-------- DATA EXTRACT

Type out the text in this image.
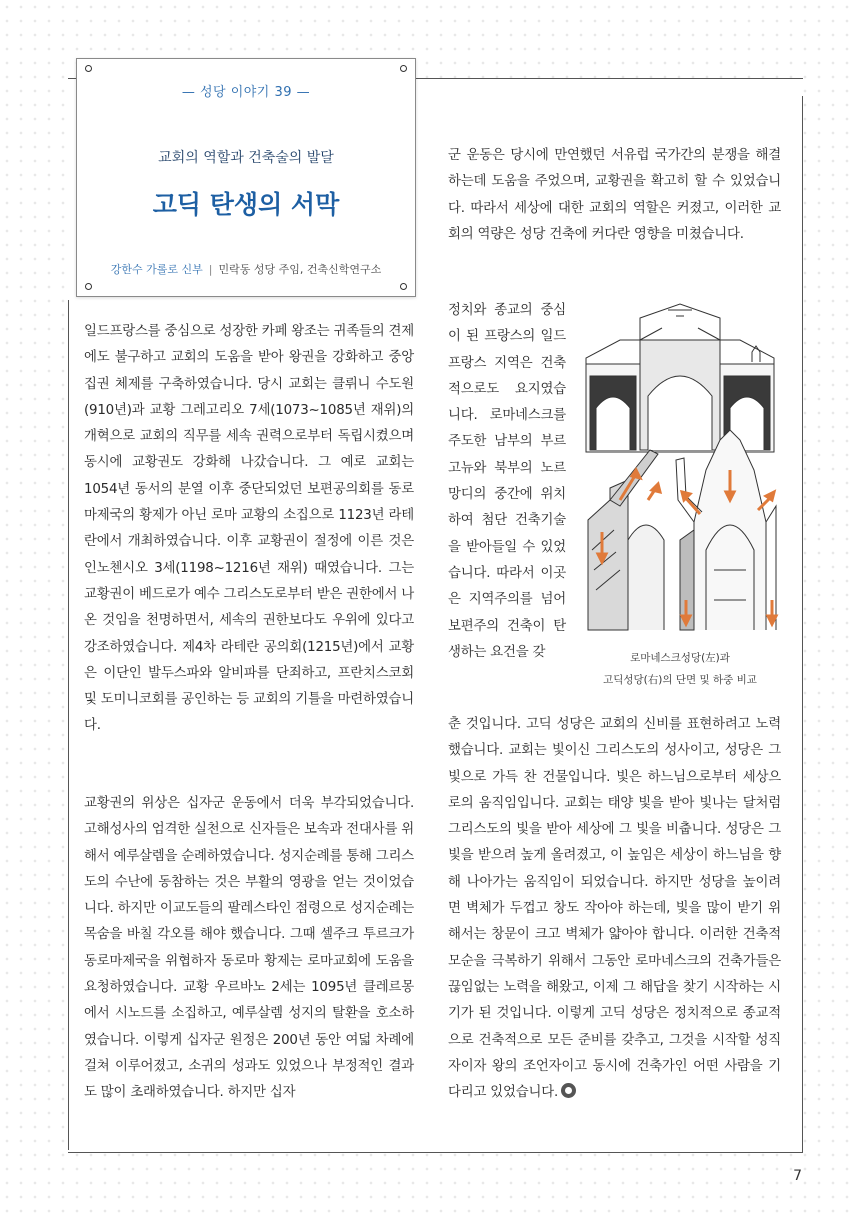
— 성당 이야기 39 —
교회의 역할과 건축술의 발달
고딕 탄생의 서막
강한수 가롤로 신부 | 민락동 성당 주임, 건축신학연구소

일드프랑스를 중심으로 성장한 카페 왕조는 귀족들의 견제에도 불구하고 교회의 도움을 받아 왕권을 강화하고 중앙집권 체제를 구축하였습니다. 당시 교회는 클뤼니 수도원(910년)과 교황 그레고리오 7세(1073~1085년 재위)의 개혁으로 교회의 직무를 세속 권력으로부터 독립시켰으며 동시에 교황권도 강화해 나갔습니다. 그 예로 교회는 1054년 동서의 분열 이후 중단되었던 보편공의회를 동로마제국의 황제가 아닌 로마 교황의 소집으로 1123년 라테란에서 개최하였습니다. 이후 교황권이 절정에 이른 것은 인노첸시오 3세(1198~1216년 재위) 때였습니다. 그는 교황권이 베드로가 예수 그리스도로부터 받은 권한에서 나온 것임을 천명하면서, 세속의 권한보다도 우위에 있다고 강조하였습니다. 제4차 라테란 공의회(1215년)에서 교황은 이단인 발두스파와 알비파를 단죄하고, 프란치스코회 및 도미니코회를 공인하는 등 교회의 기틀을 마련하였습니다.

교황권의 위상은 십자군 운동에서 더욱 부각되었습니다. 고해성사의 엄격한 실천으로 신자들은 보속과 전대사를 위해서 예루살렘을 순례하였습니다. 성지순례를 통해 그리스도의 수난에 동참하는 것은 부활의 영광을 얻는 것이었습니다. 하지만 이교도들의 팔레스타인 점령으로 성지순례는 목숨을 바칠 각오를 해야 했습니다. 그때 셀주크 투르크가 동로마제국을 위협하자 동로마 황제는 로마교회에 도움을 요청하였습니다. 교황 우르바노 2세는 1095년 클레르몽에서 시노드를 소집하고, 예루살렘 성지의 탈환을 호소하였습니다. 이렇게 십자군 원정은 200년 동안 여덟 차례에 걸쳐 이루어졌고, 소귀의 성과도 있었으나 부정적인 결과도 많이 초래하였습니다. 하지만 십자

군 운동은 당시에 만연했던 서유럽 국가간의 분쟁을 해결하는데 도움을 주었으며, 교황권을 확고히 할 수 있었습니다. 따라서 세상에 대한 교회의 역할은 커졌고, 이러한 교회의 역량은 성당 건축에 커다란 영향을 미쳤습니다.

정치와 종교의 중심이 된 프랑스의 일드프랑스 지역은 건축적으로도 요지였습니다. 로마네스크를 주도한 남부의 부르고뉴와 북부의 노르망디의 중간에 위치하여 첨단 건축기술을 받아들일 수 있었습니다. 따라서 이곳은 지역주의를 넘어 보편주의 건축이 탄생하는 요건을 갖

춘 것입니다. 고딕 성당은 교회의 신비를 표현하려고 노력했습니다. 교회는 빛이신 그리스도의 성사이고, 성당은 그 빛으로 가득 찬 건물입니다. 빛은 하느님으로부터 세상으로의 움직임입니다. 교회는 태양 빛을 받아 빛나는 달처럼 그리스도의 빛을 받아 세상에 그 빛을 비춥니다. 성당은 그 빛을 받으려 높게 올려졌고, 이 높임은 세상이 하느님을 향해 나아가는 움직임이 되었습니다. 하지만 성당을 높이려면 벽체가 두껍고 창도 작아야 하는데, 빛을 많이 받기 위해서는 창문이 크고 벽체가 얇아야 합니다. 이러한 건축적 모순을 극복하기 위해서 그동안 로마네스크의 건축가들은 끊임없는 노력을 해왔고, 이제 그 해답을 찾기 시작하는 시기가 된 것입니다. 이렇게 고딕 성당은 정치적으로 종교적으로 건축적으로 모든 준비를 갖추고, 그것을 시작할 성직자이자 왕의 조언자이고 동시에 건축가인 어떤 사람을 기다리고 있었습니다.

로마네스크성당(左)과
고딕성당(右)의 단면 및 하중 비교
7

----------------
-------- DATA EXTRACT

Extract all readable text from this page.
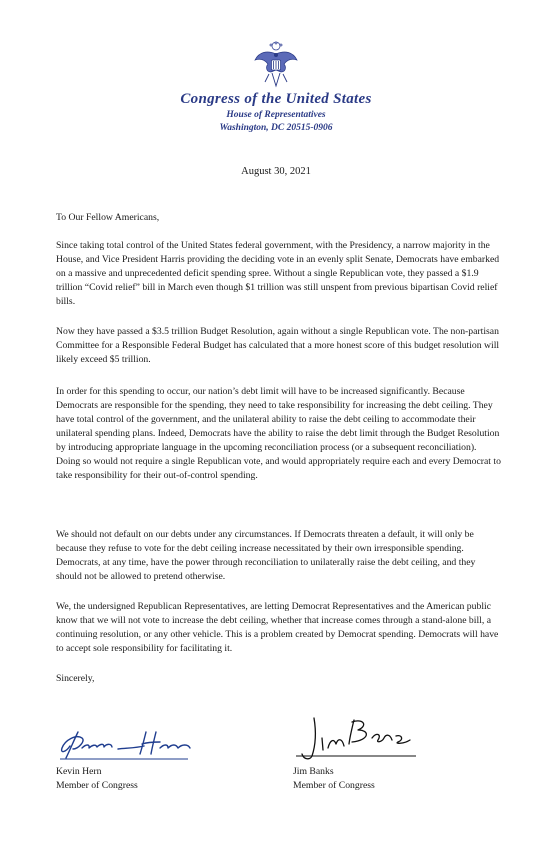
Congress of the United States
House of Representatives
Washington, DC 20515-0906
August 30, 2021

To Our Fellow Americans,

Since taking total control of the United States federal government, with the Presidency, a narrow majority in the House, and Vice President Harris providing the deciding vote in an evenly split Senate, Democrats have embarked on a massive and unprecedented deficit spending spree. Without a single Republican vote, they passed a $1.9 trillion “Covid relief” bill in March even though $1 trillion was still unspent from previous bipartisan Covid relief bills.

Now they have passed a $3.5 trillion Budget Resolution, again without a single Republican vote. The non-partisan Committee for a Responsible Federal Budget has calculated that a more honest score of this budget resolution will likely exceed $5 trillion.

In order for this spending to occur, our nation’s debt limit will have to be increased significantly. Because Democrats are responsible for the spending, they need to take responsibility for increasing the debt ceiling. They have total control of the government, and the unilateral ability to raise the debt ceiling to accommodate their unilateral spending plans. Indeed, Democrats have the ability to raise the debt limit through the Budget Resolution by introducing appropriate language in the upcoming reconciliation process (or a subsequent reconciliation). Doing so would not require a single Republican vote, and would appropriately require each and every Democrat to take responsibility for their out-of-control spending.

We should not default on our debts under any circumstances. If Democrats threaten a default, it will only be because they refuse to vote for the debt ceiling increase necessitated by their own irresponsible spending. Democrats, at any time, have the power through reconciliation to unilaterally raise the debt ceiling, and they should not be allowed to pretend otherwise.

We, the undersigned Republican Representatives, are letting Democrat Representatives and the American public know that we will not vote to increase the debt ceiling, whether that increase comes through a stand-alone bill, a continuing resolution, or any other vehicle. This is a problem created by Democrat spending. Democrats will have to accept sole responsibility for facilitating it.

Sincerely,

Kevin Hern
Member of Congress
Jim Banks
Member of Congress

----------------

WORK REQUIRED
Work out how many lines in the records above contain the word "from", and give only that number.

SOLUTION
2